# DIRECTIVE:
Exactly repeat the material, dropping only the pictures.

# RECORD EXTRACTS:
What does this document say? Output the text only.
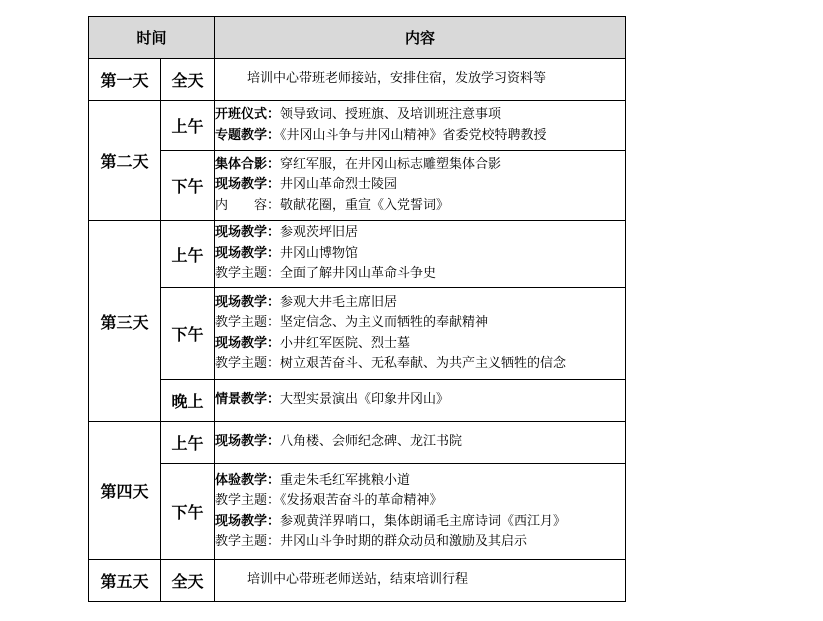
时间		内容
第一天	全天	培训中心带班老师接站，安排住宿，发放学习资料等

第二天	上午	开班仪式：领导致词、授班旗、及培训班注意事项
专题教学：《井冈山斗争与井冈山精神》省委党校特聘教授

	下午	集体合影：穿红军服，在井冈山标志雕塑集体合影
现场教学：井冈山革命烈士陵园
内　　容：敬献花圈，重宣《入党誓词》

第三天	上午	现场教学：参观茨坪旧居
现场教学：井冈山博物馆
教学主题：全面了解井冈山革命斗争史

	下午	现场教学：参观大井毛主席旧居
教学主题：坚定信念、为主义而牺牲的奉献精神
现场教学：小井红军医院、烈士墓
教学主题：树立艰苦奋斗、无私奉献、为共产主义牺牲的信念

	晚上	情景教学：大型实景演出《印象井冈山》

第四天	上午	现场教学：八角楼、会师纪念碑、龙江书院

	下午	体验教学：重走朱毛红军挑粮小道
教学主题：《发扬艰苦奋斗的革命精神》
现场教学：参观黄洋界哨口，集体朗诵毛主席诗词《西江月》
教学主题：井冈山斗争时期的群众动员和激励及其启示

第五天	全天	培训中心带班老师送站，结束培训行程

# OUTPUT OF THE TASK:
What does this document say? Output the text only.
时间		内容
第一天	全天	培训中心带班老师接站，安排住宿，发放学习资料等

第二天	上午	开班仪式：领导致词、授班旗、及培训班注意事项
专题教学：《井冈山斗争与井冈山精神》省委党校特聘教授

	下午	集体合影：穿红军服，在井冈山标志雕塑集体合影
现场教学：井冈山革命烈士陵园
内　　容：敬献花圈，重宣《入党誓词》

第三天	上午	现场教学：参观茨坪旧居
现场教学：井冈山博物馆
教学主题：全面了解井冈山革命斗争史

	下午	现场教学：参观大井毛主席旧居
教学主题：坚定信念、为主义而牺牲的奉献精神
现场教学：小井红军医院、烈士墓
教学主题：树立艰苦奋斗、无私奉献、为共产主义牺牲的信念

	晚上	情景教学：大型实景演出《印象井冈山》

第四天	上午	现场教学：八角楼、会师纪念碑、龙江书院

	下午	体验教学：重走朱毛红军挑粮小道
教学主题：《发扬艰苦奋斗的革命精神》
现场教学：参观黄洋界哨口，集体朗诵毛主席诗词《西江月》
教学主题：井冈山斗争时期的群众动员和激励及其启示

第五天	全天	培训中心带班老师送站，结束培训行程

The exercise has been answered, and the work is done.